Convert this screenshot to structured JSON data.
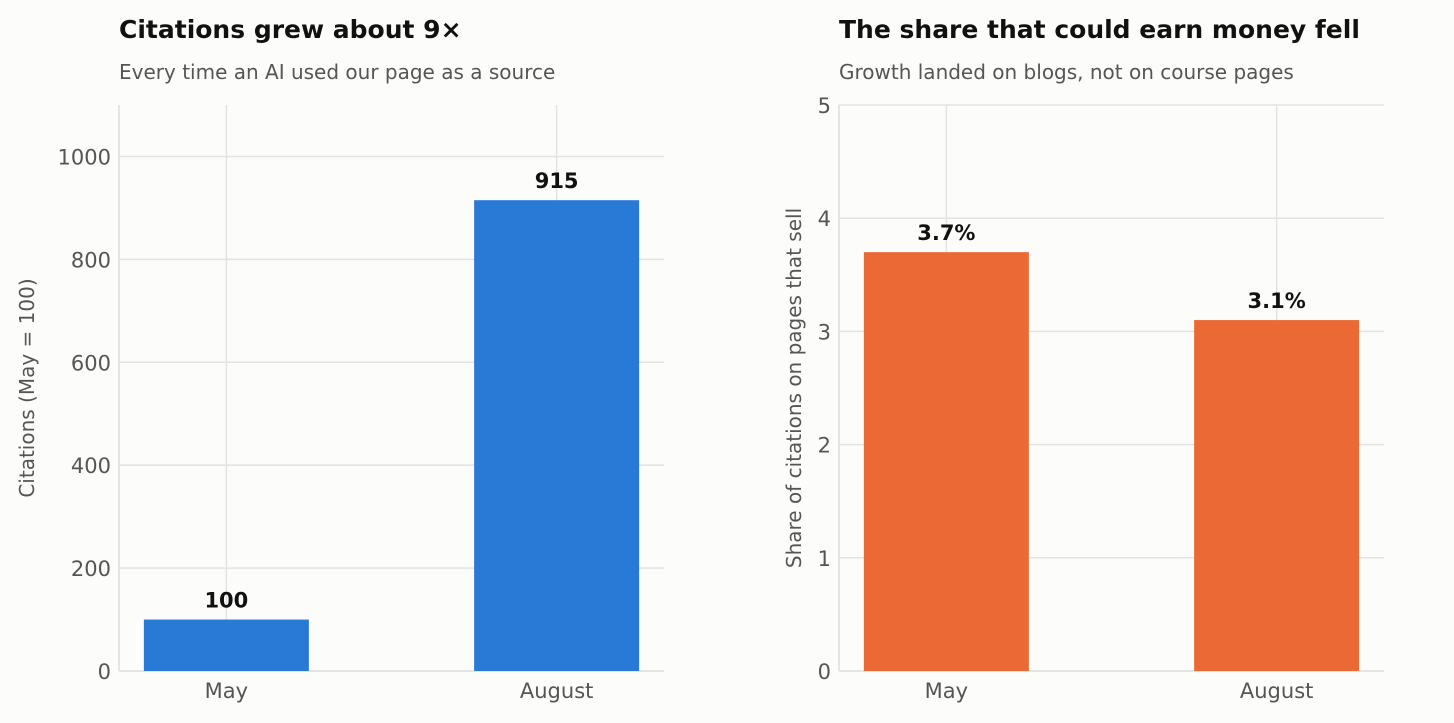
{
  "chart_data": [
    {
      "type": "bar",
      "title": "Citations grew about 9×",
      "subtitle": "Every time an AI used our page as a source",
      "xlabel": "",
      "ylabel": "Citations (May = 100)",
      "categories": [
        "May",
        "August"
      ],
      "values": [
        100,
        915
      ],
      "data_labels": [
        "100",
        "915"
      ],
      "ylim": [
        0,
        1100
      ],
      "yticks": [
        0,
        200,
        400,
        600,
        800,
        1000
      ],
      "ytick_labels": [
        "0",
        "200",
        "400",
        "600",
        "800",
        "1000"
      ],
      "grid": true,
      "legend": "none",
      "bar_color": "#2979d6"
    },
    {
      "type": "bar",
      "title": "The share that could earn money fell",
      "subtitle": "Growth landed on blogs, not on course pages",
      "xlabel": "",
      "ylabel": "Share of citations on pages that sell",
      "categories": [
        "May",
        "August"
      ],
      "values": [
        3.7,
        3.1
      ],
      "data_labels": [
        "3.7%",
        "3.1%"
      ],
      "ylim": [
        0,
        5
      ],
      "yticks": [
        0,
        1,
        2,
        3,
        4,
        5
      ],
      "ytick_labels": [
        "0",
        "1",
        "2",
        "3",
        "4",
        "5"
      ],
      "grid": true,
      "legend": "none",
      "bar_color": "#eb6935"
    }
  ],
  "colors": {
    "background": "#fcfcfb",
    "grid": "#e3e3e3",
    "axis": "#dddddd",
    "title": "#111111",
    "subtitle": "#555555",
    "tick": "#555555",
    "data_label": "#111111"
  }
}
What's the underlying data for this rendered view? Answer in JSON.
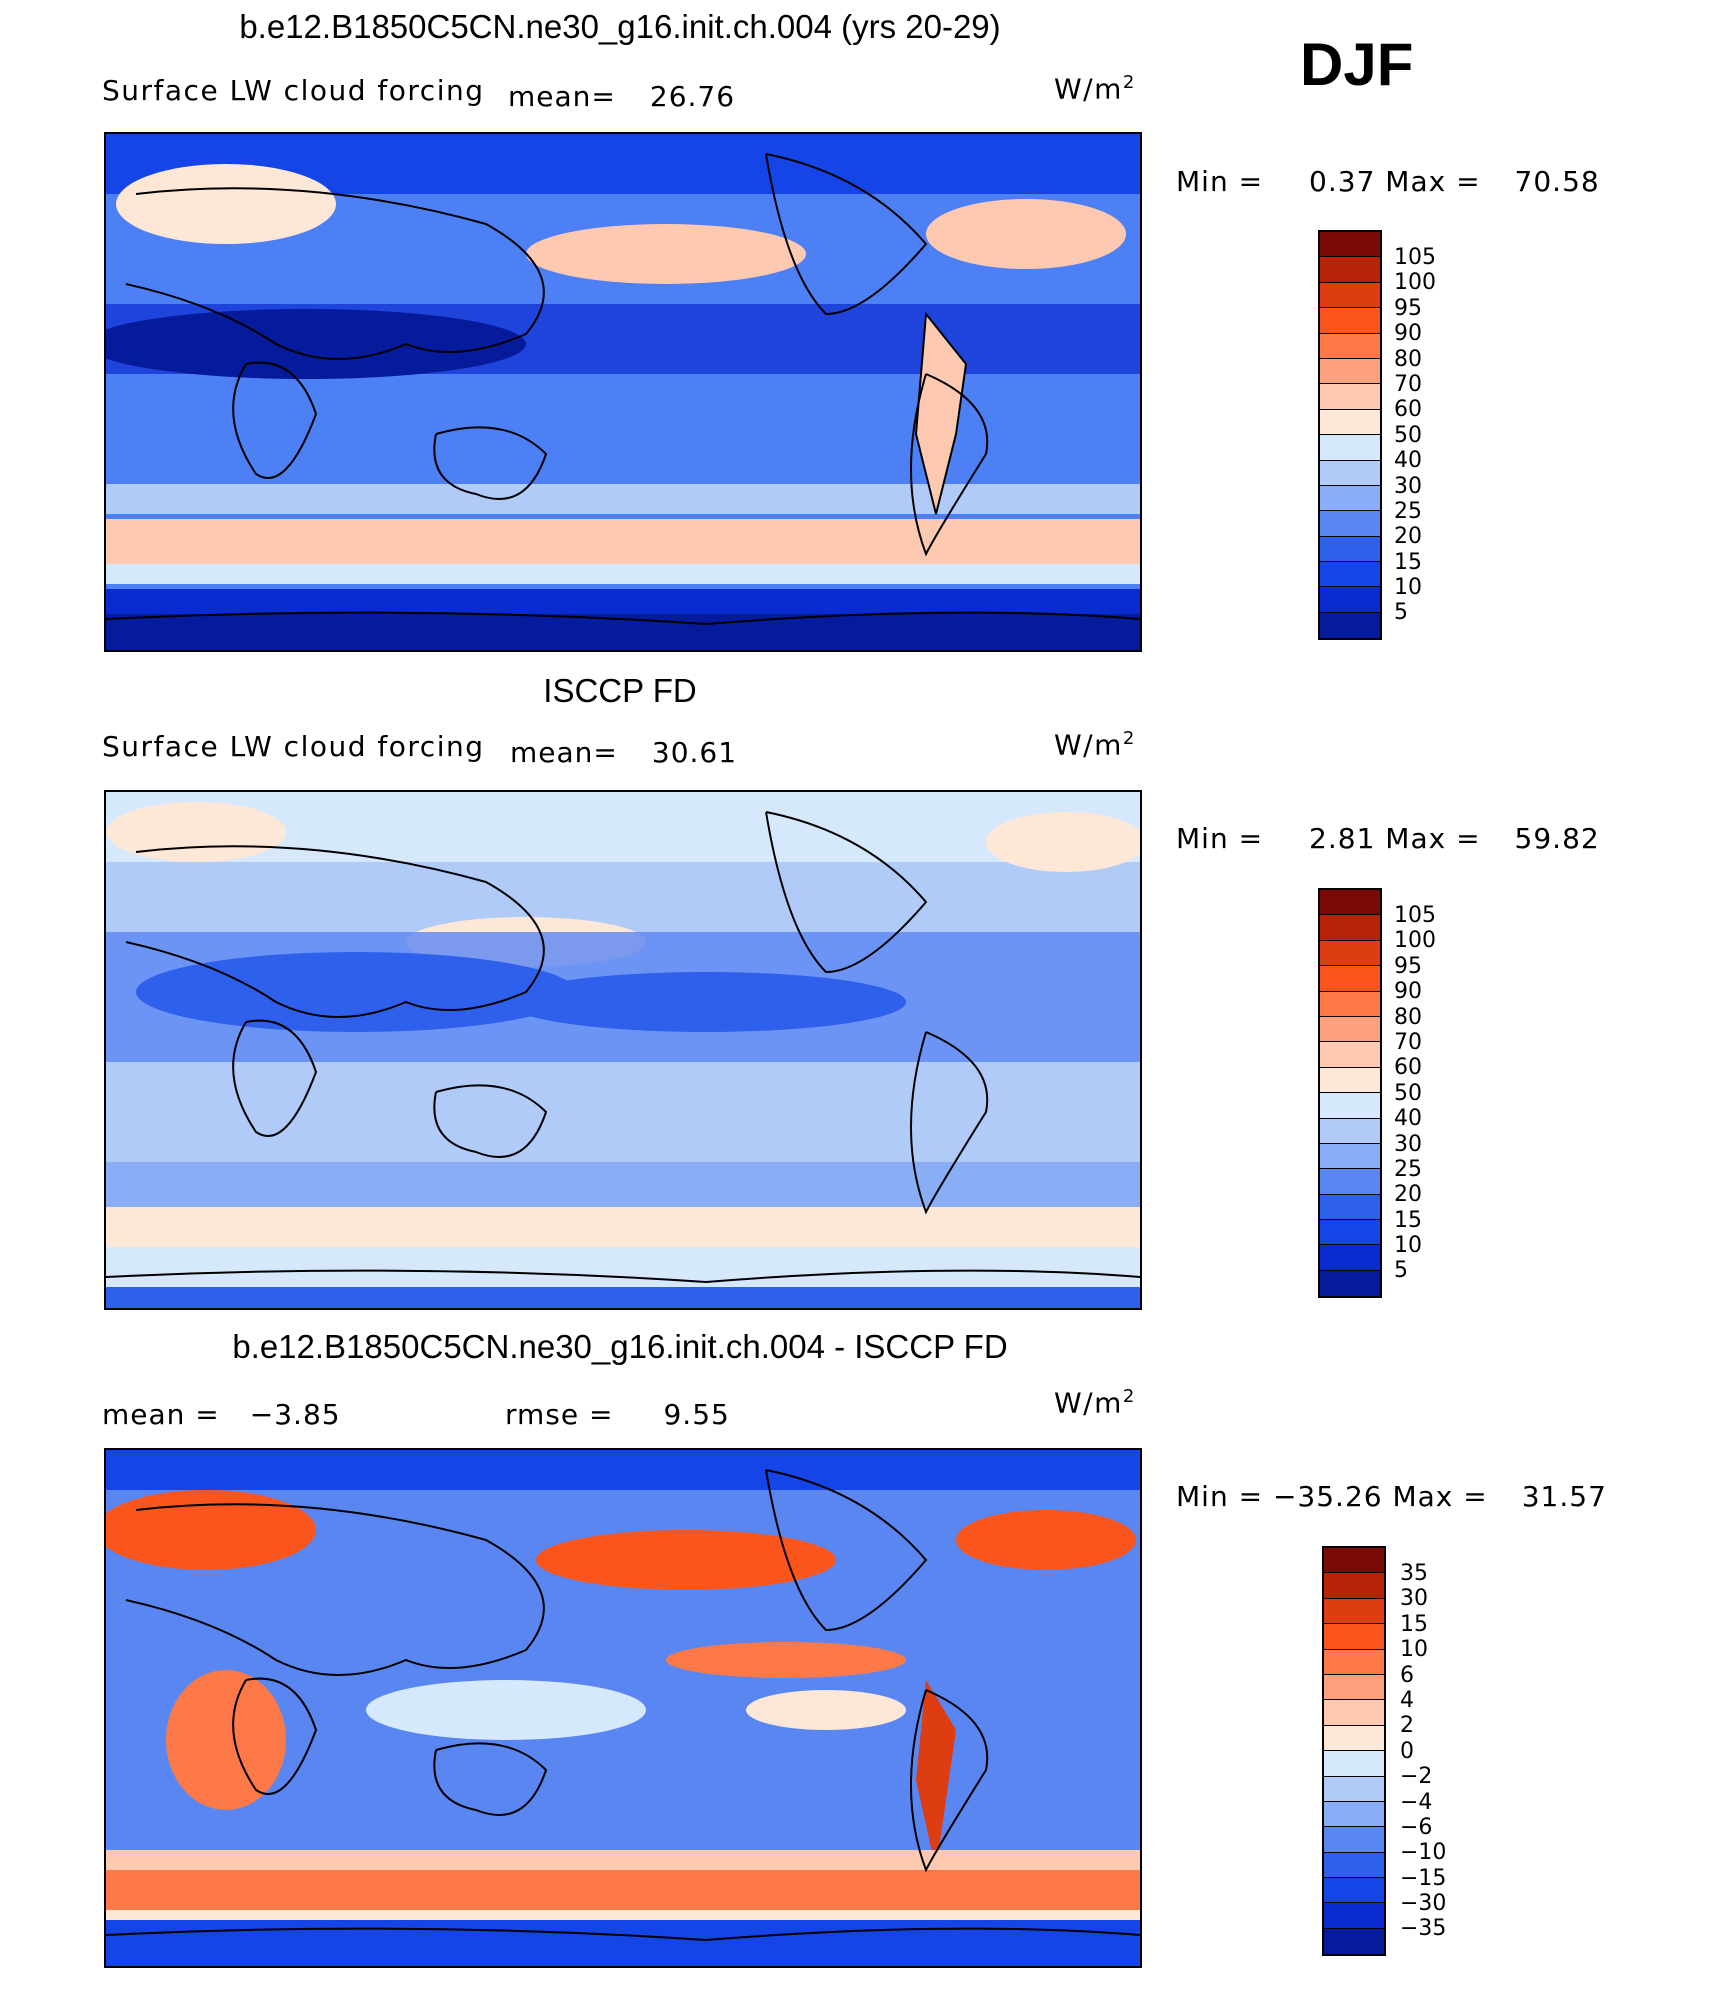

- - - - -

» Written problem: All of the data above should be quoted exactly, except for the pictures.

» Solution to the exercise:
Convert this screenshot to structured JSON data.
{
  "chart_data": [
    {
      "type": "bar",
      "title": "Citations grew about 9×",
      "subtitle": "Every time an AI used our page as a source",
      "xlabel": "",
      "ylabel": "Citations (May = 100)",
      "categories": [
        "May",
        "August"
      ],
      "values": [
        100,
        915
      ],
      "data_labels": [
        "100",
        "915"
      ],
      "ylim": [
        0,
        1100
      ],
      "yticks": [
        0,
        200,
        400,
        600,
        800,
        1000
      ],
      "ytick_labels": [
        "0",
        "200",
        "400",
        "600",
        "800",
        "1000"
      ],
      "grid": true,
      "legend": "none",
      "bar_color": "#2979d6"
    },
    {
      "type": "bar",
      "title": "The share that could earn money fell",
      "subtitle": "Growth landed on blogs, not on course pages",
      "xlabel": "",
      "ylabel": "Share of citations on pages that sell",
      "categories": [
        "May",
        "August"
      ],
      "values": [
        3.7,
        3.1
      ],
      "data_labels": [
        "3.7%",
        "3.1%"
      ],
      "ylim": [
        0,
        5
      ],
      "yticks": [
        0,
        1,
        2,
        3,
        4,
        5
      ],
      "ytick_labels": [
        "0",
        "1",
        "2",
        "3",
        "4",
        "5"
      ],
      "grid": true,
      "legend": "none",
      "bar_color": "#eb6935"
    }
  ],
  "colors": {
    "background": "#fcfcfb",
    "grid": "#e3e3e3",
    "axis": "#dddddd",
    "title": "#111111",
    "subtitle": "#555555",
    "tick": "#555555",
    "data_label": "#111111"
  }
}
What's the underlying data for this rendered view? Answer in JSON.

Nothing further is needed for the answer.